Data supplied ->

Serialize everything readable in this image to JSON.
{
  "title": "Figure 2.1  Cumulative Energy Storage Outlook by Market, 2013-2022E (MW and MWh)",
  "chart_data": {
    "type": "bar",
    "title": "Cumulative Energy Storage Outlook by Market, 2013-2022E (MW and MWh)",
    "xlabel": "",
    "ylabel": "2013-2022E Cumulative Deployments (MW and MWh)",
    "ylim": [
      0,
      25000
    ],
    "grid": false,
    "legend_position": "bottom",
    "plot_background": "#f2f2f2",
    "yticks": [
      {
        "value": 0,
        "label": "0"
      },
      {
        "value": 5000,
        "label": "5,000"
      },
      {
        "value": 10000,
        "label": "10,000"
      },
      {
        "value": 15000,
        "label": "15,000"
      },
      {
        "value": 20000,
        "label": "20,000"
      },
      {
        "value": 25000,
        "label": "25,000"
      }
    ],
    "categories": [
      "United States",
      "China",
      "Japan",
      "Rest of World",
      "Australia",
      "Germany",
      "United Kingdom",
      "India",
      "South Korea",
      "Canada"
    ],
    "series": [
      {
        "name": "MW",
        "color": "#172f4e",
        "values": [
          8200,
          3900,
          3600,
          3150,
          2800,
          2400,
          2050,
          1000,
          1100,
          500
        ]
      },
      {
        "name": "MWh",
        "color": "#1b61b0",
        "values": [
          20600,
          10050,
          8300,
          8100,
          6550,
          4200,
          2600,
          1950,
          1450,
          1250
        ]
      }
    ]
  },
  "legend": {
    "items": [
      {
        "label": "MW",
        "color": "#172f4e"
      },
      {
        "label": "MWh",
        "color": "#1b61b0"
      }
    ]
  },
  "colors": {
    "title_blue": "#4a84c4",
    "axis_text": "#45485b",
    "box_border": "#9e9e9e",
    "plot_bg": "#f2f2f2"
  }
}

Challenge ->
Please reproduce all of the entries exactly as they stand.

Written reply ->
Serialize everything readable in this image to JSON.
{
  "title": "Figure 2.1  Cumulative Energy Storage Outlook by Market, 2013-2022E (MW and MWh)",
  "chart_data": {
    "type": "bar",
    "title": "Cumulative Energy Storage Outlook by Market, 2013-2022E (MW and MWh)",
    "xlabel": "",
    "ylabel": "2013-2022E Cumulative Deployments (MW and MWh)",
    "ylim": [
      0,
      25000
    ],
    "grid": false,
    "legend_position": "bottom",
    "plot_background": "#f2f2f2",
    "yticks": [
      {
        "value": 0,
        "label": "0"
      },
      {
        "value": 5000,
        "label": "5,000"
      },
      {
        "value": 10000,
        "label": "10,000"
      },
      {
        "value": 15000,
        "label": "15,000"
      },
      {
        "value": 20000,
        "label": "20,000"
      },
      {
        "value": 25000,
        "label": "25,000"
      }
    ],
    "categories": [
      "United States",
      "China",
      "Japan",
      "Rest of World",
      "Australia",
      "Germany",
      "United Kingdom",
      "India",
      "South Korea",
      "Canada"
    ],
    "series": [
      {
        "name": "MW",
        "color": "#172f4e",
        "values": [
          8200,
          3900,
          3600,
          3150,
          2800,
          2400,
          2050,
          1000,
          1100,
          500
        ]
      },
      {
        "name": "MWh",
        "color": "#1b61b0",
        "values": [
          20600,
          10050,
          8300,
          8100,
          6550,
          4200,
          2600,
          1950,
          1450,
          1250
        ]
      }
    ]
  },
  "legend": {
    "items": [
      {
        "label": "MW",
        "color": "#172f4e"
      },
      {
        "label": "MWh",
        "color": "#1b61b0"
      }
    ]
  },
  "colors": {
    "title_blue": "#4a84c4",
    "axis_text": "#45485b",
    "box_border": "#9e9e9e",
    "plot_bg": "#f2f2f2"
  }
}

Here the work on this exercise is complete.